> DATA LINES
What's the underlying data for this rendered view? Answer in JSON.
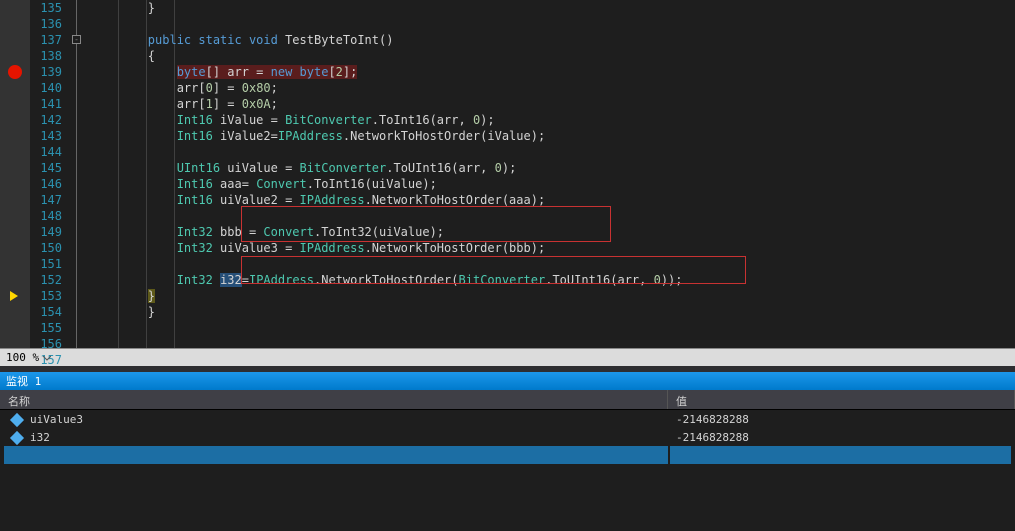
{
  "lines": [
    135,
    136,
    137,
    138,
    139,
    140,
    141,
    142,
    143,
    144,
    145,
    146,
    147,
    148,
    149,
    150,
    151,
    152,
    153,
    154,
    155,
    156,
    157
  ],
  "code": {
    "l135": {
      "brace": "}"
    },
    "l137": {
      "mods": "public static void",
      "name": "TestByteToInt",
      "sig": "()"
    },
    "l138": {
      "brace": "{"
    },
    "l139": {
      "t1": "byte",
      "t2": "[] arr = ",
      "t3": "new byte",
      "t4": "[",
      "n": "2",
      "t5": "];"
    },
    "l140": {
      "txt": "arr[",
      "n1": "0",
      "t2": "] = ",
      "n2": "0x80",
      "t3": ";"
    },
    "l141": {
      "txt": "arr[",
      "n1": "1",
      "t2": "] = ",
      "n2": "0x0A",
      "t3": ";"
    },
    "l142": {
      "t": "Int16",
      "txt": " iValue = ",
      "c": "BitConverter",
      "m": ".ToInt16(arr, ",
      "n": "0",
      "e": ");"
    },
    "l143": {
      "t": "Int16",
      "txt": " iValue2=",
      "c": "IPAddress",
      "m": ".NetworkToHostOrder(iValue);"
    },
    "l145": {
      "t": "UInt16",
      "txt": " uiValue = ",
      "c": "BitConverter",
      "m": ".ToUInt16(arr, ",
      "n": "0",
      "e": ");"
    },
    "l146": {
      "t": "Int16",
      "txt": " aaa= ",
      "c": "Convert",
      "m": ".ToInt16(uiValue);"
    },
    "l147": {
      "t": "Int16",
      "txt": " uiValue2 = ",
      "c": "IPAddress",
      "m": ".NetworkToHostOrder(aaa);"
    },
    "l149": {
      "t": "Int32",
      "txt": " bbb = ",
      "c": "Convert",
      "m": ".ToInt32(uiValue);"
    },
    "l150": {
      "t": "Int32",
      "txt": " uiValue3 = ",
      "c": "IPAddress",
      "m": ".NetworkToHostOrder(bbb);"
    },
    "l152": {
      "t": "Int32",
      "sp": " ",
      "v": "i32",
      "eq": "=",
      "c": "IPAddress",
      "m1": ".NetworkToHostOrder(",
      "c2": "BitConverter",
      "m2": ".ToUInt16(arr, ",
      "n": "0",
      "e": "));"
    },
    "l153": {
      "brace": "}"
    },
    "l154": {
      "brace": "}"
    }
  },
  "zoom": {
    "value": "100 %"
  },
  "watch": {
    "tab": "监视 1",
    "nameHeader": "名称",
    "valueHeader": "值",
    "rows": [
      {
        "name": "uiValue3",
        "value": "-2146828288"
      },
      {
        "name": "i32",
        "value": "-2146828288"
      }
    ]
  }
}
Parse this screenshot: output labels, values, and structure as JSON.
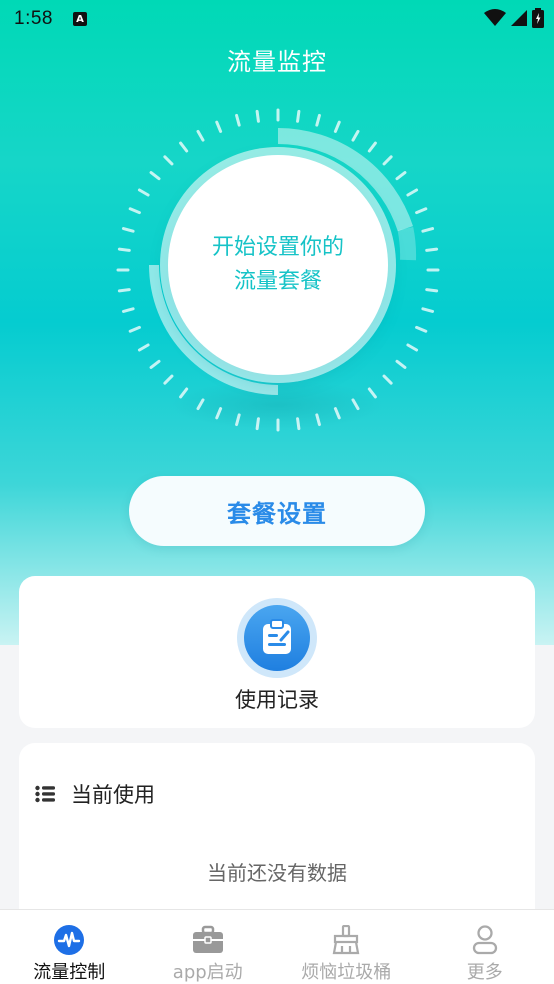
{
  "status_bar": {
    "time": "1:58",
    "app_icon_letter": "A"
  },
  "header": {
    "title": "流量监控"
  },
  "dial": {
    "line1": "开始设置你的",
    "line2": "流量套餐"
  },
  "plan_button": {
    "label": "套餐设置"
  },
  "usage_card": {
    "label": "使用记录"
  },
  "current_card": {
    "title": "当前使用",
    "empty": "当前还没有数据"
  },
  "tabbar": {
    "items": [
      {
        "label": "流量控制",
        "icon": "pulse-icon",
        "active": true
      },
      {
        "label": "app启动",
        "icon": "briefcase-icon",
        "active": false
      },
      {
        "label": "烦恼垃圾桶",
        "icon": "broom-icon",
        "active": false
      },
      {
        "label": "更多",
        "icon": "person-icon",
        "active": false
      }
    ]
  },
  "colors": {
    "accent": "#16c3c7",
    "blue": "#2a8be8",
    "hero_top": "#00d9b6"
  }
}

> TASK INSTRUCTIONS
Keep the pictures out and write out the records exactly.

> FINISHED EXERCISE
What's the underlying data for this rendered view? Answer in JSON.
{
  "lines": [
    135,
    136,
    137,
    138,
    139,
    140,
    141,
    142,
    143,
    144,
    145,
    146,
    147,
    148,
    149,
    150,
    151,
    152,
    153,
    154,
    155,
    156,
    157
  ],
  "code": {
    "l135": {
      "brace": "}"
    },
    "l137": {
      "mods": "public static void",
      "name": "TestByteToInt",
      "sig": "()"
    },
    "l138": {
      "brace": "{"
    },
    "l139": {
      "t1": "byte",
      "t2": "[] arr = ",
      "t3": "new byte",
      "t4": "[",
      "n": "2",
      "t5": "];"
    },
    "l140": {
      "txt": "arr[",
      "n1": "0",
      "t2": "] = ",
      "n2": "0x80",
      "t3": ";"
    },
    "l141": {
      "txt": "arr[",
      "n1": "1",
      "t2": "] = ",
      "n2": "0x0A",
      "t3": ";"
    },
    "l142": {
      "t": "Int16",
      "txt": " iValue = ",
      "c": "BitConverter",
      "m": ".ToInt16(arr, ",
      "n": "0",
      "e": ");"
    },
    "l143": {
      "t": "Int16",
      "txt": " iValue2=",
      "c": "IPAddress",
      "m": ".NetworkToHostOrder(iValue);"
    },
    "l145": {
      "t": "UInt16",
      "txt": " uiValue = ",
      "c": "BitConverter",
      "m": ".ToUInt16(arr, ",
      "n": "0",
      "e": ");"
    },
    "l146": {
      "t": "Int16",
      "txt": " aaa= ",
      "c": "Convert",
      "m": ".ToInt16(uiValue);"
    },
    "l147": {
      "t": "Int16",
      "txt": " uiValue2 = ",
      "c": "IPAddress",
      "m": ".NetworkToHostOrder(aaa);"
    },
    "l149": {
      "t": "Int32",
      "txt": " bbb = ",
      "c": "Convert",
      "m": ".ToInt32(uiValue);"
    },
    "l150": {
      "t": "Int32",
      "txt": " uiValue3 = ",
      "c": "IPAddress",
      "m": ".NetworkToHostOrder(bbb);"
    },
    "l152": {
      "t": "Int32",
      "sp": " ",
      "v": "i32",
      "eq": "=",
      "c": "IPAddress",
      "m1": ".NetworkToHostOrder(",
      "c2": "BitConverter",
      "m2": ".ToUInt16(arr, ",
      "n": "0",
      "e": "));"
    },
    "l153": {
      "brace": "}"
    },
    "l154": {
      "brace": "}"
    }
  },
  "zoom": {
    "value": "100 %"
  },
  "watch": {
    "tab": "监视 1",
    "nameHeader": "名称",
    "valueHeader": "值",
    "rows": [
      {
        "name": "uiValue3",
        "value": "-2146828288"
      },
      {
        "name": "i32",
        "value": "-2146828288"
      }
    ]
  }
}
Parse this screenshot: output labels, values, and structure as JSON.
{
  "status_bar": {
    "time": "1:58",
    "app_icon_letter": "A"
  },
  "header": {
    "title": "流量监控"
  },
  "dial": {
    "line1": "开始设置你的",
    "line2": "流量套餐"
  },
  "plan_button": {
    "label": "套餐设置"
  },
  "usage_card": {
    "label": "使用记录"
  },
  "current_card": {
    "title": "当前使用",
    "empty": "当前还没有数据"
  },
  "tabbar": {
    "items": [
      {
        "label": "流量控制",
        "icon": "pulse-icon",
        "active": true
      },
      {
        "label": "app启动",
        "icon": "briefcase-icon",
        "active": false
      },
      {
        "label": "烦恼垃圾桶",
        "icon": "broom-icon",
        "active": false
      },
      {
        "label": "更多",
        "icon": "person-icon",
        "active": false
      }
    ]
  },
  "colors": {
    "accent": "#16c3c7",
    "blue": "#2a8be8",
    "hero_top": "#00d9b6"
  }
}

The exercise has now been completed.